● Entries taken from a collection
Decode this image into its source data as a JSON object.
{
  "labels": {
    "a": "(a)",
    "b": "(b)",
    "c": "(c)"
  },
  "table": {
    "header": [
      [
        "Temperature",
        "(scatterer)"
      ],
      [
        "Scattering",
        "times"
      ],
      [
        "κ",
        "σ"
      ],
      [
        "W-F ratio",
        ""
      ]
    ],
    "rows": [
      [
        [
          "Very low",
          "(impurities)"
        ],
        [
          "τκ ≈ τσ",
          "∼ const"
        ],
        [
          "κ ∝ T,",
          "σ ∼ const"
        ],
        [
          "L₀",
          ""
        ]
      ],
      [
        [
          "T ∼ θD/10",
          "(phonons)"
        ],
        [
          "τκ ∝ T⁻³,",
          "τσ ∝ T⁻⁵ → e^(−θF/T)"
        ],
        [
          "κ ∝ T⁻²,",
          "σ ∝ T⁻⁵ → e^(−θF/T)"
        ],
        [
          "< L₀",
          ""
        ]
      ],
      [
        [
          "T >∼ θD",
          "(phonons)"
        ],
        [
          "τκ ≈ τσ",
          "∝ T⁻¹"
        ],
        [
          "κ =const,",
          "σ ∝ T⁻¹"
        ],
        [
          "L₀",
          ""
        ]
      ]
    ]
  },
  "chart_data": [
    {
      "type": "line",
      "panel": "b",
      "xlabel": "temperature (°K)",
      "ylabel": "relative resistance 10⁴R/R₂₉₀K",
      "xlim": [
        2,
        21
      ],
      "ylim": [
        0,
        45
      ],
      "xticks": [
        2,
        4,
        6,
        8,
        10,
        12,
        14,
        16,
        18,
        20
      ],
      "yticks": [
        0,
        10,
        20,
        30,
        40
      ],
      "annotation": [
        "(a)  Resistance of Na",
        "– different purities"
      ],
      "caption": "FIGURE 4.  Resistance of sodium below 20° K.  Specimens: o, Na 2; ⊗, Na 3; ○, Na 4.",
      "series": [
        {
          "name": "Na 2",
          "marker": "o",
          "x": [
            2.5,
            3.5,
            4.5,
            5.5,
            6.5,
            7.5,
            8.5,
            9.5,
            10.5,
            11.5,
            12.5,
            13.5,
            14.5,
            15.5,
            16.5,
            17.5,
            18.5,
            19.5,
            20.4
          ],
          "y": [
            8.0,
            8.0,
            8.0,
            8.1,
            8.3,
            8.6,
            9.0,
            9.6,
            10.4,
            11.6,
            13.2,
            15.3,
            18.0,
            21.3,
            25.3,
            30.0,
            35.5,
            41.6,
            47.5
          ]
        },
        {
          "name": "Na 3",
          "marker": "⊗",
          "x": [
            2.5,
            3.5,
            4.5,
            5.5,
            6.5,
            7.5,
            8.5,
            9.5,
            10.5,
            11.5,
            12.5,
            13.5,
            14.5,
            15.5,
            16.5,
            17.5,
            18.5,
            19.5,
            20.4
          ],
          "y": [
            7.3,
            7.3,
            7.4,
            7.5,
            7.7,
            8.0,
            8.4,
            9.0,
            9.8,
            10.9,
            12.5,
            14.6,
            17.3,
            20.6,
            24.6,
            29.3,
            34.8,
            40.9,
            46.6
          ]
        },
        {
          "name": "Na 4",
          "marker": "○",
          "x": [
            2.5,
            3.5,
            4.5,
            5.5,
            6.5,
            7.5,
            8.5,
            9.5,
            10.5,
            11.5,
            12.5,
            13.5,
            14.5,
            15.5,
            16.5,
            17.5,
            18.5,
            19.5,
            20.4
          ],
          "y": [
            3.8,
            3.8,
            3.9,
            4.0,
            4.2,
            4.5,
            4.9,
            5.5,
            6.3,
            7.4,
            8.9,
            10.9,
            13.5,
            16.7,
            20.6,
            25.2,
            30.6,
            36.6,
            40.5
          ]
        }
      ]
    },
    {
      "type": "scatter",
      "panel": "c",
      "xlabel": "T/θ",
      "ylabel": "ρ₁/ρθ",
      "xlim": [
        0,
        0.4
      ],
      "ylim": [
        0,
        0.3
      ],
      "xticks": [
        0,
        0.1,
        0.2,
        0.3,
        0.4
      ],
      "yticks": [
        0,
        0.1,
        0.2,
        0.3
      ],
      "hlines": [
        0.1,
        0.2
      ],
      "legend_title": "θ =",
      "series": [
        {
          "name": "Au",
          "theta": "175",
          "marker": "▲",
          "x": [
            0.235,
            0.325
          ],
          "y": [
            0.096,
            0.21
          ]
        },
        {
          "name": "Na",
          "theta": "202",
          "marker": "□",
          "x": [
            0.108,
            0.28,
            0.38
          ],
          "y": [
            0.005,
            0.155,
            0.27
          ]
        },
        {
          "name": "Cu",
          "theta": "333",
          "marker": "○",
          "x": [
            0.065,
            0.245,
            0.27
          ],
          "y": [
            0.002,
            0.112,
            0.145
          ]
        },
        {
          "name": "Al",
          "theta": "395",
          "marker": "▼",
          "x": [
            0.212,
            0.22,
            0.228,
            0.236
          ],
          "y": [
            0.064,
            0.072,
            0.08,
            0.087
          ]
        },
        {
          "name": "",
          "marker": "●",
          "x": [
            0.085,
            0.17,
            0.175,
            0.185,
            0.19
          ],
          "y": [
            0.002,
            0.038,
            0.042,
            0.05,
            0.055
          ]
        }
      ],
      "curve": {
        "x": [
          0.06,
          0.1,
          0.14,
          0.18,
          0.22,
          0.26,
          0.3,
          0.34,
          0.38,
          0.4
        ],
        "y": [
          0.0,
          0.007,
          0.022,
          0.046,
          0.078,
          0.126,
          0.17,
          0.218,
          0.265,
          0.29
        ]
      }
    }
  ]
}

● REQUIRED WORK
Check each line of the records for the word "theta" and extract those that contain it.

● SOLUTION
          "theta": "175",
          "theta": "202",
          "theta": "333",
          "theta": "395",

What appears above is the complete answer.